## Set task
Reproduce the lines without any changes, starting at the beginning of the records and going on through the line that contains "- annotation-survey: Pan-STARRS".

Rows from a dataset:
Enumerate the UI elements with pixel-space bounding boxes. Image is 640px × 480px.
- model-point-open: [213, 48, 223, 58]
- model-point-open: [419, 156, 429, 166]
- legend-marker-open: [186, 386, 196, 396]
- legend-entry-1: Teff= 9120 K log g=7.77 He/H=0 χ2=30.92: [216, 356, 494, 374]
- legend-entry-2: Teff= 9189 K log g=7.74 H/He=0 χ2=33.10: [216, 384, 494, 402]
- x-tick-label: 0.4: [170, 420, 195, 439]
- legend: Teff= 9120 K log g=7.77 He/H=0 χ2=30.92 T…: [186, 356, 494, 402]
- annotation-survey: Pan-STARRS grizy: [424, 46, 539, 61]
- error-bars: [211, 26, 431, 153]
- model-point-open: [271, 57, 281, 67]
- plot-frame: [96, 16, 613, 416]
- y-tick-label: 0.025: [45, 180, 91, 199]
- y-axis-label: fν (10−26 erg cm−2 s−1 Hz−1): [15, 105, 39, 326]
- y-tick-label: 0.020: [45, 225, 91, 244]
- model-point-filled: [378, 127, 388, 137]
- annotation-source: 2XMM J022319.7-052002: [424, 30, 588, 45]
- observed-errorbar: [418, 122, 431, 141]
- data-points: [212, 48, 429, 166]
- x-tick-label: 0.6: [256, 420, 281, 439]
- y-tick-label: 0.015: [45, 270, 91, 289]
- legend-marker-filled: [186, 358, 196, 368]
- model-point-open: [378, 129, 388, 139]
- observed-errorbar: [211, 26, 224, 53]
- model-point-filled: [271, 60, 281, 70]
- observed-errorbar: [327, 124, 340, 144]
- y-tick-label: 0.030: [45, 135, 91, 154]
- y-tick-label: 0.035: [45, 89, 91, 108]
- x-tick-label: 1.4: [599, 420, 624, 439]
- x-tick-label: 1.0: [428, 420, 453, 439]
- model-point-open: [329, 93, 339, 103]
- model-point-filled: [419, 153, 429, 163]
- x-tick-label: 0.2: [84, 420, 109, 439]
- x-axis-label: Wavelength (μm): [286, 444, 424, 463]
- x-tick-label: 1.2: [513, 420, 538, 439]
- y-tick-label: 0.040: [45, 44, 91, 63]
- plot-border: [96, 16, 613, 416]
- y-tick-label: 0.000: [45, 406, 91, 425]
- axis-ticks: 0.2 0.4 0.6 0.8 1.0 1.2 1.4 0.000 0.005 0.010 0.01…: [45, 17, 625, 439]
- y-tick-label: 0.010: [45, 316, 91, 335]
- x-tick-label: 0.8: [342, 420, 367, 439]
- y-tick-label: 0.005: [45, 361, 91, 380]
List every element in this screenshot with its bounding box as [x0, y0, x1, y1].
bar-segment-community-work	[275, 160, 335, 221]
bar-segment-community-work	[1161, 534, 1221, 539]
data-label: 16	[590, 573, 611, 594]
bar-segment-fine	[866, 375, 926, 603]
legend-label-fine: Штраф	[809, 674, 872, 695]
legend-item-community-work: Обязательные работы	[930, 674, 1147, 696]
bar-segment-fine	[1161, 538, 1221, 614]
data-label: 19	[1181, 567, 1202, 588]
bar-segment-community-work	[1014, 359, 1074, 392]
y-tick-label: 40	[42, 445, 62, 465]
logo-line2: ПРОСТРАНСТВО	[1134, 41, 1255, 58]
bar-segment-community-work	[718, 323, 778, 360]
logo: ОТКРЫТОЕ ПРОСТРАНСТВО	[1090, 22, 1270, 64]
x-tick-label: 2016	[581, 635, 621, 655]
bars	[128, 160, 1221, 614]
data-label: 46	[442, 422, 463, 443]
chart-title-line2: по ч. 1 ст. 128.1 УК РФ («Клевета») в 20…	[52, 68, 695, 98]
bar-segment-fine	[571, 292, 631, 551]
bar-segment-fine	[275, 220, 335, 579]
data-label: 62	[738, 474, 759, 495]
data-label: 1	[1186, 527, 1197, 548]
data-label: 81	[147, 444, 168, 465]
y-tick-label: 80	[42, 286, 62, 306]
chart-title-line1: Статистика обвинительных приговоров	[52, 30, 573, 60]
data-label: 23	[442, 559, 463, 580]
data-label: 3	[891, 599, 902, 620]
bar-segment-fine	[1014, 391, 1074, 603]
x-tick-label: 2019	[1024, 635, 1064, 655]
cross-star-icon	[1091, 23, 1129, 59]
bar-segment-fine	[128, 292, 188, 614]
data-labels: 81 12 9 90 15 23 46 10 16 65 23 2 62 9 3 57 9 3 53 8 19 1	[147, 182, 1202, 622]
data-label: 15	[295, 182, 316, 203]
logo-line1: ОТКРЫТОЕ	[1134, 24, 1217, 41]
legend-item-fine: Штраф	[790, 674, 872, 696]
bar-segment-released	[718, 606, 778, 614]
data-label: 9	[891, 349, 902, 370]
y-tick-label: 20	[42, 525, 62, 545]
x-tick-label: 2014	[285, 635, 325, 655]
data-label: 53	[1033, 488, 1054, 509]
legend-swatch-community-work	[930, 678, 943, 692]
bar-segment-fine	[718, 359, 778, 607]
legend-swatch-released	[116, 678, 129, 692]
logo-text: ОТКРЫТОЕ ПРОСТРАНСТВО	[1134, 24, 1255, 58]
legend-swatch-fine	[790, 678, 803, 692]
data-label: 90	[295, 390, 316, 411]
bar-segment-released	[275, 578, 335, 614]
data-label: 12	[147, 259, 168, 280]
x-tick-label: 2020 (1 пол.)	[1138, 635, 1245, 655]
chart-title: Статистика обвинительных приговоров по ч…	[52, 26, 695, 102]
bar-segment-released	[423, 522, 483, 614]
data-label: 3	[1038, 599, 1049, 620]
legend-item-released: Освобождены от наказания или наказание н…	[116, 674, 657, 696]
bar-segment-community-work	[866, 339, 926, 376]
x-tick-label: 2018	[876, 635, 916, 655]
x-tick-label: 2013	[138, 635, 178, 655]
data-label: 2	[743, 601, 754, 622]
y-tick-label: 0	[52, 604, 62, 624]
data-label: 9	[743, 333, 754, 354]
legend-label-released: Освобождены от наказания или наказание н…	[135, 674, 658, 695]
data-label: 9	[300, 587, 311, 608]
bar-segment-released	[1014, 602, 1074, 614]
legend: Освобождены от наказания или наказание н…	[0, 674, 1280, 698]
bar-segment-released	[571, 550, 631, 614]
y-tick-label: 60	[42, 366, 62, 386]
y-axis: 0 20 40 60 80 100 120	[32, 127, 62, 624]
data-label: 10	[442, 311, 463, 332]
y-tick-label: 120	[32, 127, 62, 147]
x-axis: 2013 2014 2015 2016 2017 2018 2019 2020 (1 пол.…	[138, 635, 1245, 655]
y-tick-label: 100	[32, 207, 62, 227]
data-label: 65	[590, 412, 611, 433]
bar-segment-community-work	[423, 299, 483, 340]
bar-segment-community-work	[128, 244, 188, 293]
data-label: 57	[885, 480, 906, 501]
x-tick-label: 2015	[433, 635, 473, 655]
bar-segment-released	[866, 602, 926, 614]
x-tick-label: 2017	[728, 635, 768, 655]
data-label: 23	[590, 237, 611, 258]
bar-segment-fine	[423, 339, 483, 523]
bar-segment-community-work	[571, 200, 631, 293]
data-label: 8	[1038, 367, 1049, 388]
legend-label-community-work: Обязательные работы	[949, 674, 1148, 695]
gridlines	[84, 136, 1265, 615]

## Task response
Enumerate the UI elements with pixel-space bounding boxes. Image is 640px × 480px.
- model-point-open: [213, 48, 223, 58]
- model-point-open: [419, 156, 429, 166]
- legend-marker-open: [186, 386, 196, 396]
- legend-entry-1: Teff= 9120 K log g=7.77 He/H=0 χ2=30.92: [216, 356, 494, 374]
- legend-entry-2: Teff= 9189 K log g=7.74 H/He=0 χ2=33.10: [216, 384, 494, 402]
- x-tick-label: 0.4: [170, 420, 195, 439]
- legend: Teff= 9120 K log g=7.77 He/H=0 χ2=30.92 T…: [186, 356, 494, 402]
- annotation-survey: Pan-STARRS grizy: [424, 46, 539, 61]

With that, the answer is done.